#### TASK BRIEF:
Once the pictures are set aside, transcribe the remaining data exactly.

Figure record extracts
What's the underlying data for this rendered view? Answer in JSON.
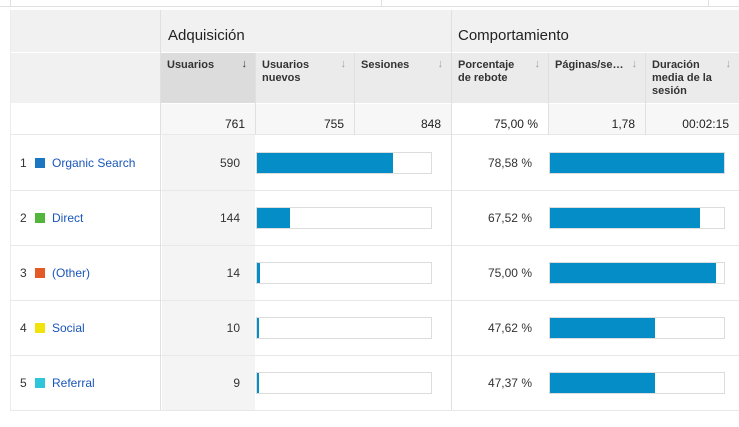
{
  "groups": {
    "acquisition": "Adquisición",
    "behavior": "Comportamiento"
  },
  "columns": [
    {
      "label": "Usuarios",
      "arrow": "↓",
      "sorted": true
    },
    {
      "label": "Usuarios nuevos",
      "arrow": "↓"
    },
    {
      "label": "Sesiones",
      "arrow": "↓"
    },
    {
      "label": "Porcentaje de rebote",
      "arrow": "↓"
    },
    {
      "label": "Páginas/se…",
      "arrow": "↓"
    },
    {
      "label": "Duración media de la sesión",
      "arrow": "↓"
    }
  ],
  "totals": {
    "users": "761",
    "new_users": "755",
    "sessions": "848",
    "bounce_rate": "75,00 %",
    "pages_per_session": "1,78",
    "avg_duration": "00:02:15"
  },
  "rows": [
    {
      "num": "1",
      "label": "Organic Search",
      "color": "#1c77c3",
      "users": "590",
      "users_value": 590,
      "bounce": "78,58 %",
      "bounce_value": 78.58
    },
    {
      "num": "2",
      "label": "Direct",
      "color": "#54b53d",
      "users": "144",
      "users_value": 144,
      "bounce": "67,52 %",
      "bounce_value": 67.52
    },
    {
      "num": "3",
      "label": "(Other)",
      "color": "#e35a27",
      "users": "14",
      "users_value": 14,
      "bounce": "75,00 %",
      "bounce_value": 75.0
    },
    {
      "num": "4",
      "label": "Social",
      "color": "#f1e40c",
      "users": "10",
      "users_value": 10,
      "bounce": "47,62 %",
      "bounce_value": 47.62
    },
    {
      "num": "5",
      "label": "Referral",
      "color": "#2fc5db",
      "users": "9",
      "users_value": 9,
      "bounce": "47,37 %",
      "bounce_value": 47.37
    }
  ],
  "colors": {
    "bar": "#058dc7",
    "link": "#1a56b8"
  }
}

#### SOLUTION BELOW:
What's the underlying data for this rendered view? Answer in JSON.
{
  "groups": {
    "acquisition": "Adquisición",
    "behavior": "Comportamiento"
  },
  "columns": [
    {
      "label": "Usuarios",
      "arrow": "↓",
      "sorted": true
    },
    {
      "label": "Usuarios nuevos",
      "arrow": "↓"
    },
    {
      "label": "Sesiones",
      "arrow": "↓"
    },
    {
      "label": "Porcentaje de rebote",
      "arrow": "↓"
    },
    {
      "label": "Páginas/se…",
      "arrow": "↓"
    },
    {
      "label": "Duración media de la sesión",
      "arrow": "↓"
    }
  ],
  "totals": {
    "users": "761",
    "new_users": "755",
    "sessions": "848",
    "bounce_rate": "75,00 %",
    "pages_per_session": "1,78",
    "avg_duration": "00:02:15"
  },
  "rows": [
    {
      "num": "1",
      "label": "Organic Search",
      "color": "#1c77c3",
      "users": "590",
      "users_value": 590,
      "bounce": "78,58 %",
      "bounce_value": 78.58
    },
    {
      "num": "2",
      "label": "Direct",
      "color": "#54b53d",
      "users": "144",
      "users_value": 144,
      "bounce": "67,52 %",
      "bounce_value": 67.52
    },
    {
      "num": "3",
      "label": "(Other)",
      "color": "#e35a27",
      "users": "14",
      "users_value": 14,
      "bounce": "75,00 %",
      "bounce_value": 75.0
    },
    {
      "num": "4",
      "label": "Social",
      "color": "#f1e40c",
      "users": "10",
      "users_value": 10,
      "bounce": "47,62 %",
      "bounce_value": 47.62
    },
    {
      "num": "5",
      "label": "Referral",
      "color": "#2fc5db",
      "users": "9",
      "users_value": 9,
      "bounce": "47,37 %",
      "bounce_value": 47.37
    }
  ],
  "colors": {
    "bar": "#058dc7",
    "link": "#1a56b8"
  }
}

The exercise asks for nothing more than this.